(Stored items)

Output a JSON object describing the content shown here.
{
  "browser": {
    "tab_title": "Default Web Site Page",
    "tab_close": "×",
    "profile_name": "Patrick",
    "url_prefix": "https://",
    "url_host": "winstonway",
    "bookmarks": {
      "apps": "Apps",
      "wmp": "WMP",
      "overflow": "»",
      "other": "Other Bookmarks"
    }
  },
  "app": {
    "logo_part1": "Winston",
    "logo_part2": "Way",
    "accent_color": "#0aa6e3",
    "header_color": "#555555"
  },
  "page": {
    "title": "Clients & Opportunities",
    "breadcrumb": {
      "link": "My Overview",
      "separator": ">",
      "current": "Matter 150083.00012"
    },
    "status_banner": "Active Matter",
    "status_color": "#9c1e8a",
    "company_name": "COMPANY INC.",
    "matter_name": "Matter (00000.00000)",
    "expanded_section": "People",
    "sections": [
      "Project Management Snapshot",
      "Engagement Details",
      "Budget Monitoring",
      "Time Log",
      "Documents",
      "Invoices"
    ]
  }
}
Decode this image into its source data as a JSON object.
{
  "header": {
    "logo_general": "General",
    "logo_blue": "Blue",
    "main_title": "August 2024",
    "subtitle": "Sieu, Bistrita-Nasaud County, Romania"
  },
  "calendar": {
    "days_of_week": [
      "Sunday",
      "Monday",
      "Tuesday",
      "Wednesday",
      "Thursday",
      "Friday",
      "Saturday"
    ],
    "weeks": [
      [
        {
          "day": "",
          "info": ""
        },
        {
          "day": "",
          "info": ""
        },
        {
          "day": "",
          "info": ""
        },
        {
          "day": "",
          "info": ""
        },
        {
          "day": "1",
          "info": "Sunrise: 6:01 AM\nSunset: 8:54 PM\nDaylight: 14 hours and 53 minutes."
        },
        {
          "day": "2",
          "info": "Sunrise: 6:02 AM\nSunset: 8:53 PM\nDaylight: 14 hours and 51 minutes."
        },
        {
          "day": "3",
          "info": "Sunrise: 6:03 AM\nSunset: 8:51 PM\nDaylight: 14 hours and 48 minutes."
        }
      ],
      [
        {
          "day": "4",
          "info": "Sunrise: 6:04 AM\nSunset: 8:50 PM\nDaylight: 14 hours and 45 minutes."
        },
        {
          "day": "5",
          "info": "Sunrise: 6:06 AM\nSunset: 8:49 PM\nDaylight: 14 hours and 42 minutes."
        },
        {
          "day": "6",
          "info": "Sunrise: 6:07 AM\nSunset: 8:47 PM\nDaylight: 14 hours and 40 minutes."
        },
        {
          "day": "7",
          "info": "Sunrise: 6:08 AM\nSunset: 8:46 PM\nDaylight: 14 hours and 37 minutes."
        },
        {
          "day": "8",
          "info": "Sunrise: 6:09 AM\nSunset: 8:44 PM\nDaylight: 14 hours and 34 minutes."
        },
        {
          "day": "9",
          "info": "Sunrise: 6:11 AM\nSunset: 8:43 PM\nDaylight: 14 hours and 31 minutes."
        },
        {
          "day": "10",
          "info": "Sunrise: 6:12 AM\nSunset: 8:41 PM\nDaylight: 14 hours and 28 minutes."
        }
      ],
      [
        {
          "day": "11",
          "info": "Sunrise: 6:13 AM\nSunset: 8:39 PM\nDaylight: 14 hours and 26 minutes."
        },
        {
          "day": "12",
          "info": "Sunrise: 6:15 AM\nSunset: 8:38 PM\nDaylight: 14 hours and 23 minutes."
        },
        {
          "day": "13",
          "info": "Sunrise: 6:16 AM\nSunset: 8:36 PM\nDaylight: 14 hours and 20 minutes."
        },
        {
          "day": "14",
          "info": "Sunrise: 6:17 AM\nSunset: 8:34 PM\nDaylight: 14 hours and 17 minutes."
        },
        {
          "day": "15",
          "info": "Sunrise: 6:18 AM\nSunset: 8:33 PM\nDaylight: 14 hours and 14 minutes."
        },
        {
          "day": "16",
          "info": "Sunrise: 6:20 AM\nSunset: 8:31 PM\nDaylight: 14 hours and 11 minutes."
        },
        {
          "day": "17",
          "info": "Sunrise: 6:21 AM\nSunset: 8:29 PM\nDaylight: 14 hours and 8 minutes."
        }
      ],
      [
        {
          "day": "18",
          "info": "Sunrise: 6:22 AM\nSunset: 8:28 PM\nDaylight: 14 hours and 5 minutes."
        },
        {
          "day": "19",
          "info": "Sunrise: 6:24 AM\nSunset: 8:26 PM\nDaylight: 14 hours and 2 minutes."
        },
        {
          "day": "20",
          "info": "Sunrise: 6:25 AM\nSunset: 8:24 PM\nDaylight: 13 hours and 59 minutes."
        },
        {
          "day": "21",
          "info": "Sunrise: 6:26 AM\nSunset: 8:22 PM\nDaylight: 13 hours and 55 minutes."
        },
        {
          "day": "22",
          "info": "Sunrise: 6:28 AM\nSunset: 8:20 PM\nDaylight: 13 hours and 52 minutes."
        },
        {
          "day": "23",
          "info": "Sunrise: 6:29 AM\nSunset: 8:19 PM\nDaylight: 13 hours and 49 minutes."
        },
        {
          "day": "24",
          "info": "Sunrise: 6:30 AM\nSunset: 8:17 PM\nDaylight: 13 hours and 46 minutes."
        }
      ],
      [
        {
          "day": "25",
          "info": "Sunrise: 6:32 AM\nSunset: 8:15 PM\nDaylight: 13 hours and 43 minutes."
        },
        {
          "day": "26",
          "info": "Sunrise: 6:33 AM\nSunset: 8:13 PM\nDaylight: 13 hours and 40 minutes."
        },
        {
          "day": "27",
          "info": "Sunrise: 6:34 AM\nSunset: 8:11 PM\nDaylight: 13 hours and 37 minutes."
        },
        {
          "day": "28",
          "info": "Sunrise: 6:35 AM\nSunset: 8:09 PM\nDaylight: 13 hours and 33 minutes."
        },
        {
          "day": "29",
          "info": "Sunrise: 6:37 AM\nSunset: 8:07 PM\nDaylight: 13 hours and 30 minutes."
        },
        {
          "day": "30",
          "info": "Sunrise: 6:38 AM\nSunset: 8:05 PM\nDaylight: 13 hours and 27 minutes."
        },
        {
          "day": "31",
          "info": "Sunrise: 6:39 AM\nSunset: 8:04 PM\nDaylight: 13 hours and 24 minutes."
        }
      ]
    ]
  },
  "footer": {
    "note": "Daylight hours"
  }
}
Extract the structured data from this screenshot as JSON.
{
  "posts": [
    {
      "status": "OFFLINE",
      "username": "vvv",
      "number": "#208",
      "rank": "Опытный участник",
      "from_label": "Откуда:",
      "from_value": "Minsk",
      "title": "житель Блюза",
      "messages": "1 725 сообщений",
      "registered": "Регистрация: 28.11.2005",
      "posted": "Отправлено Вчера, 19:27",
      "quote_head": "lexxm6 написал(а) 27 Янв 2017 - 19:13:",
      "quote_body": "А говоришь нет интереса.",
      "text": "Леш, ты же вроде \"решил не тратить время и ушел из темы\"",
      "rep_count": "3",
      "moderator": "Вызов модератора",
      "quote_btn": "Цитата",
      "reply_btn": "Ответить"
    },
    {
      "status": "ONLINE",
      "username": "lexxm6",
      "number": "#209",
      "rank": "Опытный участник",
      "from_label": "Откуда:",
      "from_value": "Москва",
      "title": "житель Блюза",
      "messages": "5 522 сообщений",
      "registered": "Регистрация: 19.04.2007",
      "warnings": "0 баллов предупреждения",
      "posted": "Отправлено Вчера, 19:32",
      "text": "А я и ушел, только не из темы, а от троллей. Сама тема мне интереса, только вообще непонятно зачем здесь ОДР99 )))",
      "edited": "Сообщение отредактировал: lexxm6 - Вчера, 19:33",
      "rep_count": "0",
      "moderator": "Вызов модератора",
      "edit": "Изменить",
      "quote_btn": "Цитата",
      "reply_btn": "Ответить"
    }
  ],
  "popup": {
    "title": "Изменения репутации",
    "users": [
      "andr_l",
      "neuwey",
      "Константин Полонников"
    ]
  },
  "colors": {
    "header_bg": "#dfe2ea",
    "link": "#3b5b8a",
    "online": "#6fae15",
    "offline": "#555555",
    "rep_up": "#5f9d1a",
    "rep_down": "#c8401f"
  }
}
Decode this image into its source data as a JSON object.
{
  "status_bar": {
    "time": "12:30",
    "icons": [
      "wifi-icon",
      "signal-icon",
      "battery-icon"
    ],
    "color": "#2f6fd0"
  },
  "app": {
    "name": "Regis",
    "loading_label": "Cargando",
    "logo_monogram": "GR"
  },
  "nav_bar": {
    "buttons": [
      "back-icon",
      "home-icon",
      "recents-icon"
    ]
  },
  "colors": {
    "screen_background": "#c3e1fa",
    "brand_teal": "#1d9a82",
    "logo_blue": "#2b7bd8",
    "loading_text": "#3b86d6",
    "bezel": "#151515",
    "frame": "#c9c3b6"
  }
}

EXERCISE:
Show every line from the listing above in which the string "ушел" appears.

COMPLETE ANSWER:
      "text": "Леш, ты же вроде \"решил не тратить время и ушел из темы\"",
      "text": "А я и ушел, только не из темы, а от троллей. Сама тема мне интереса, только вообще непонятно зачем здесь ОДР99 )))",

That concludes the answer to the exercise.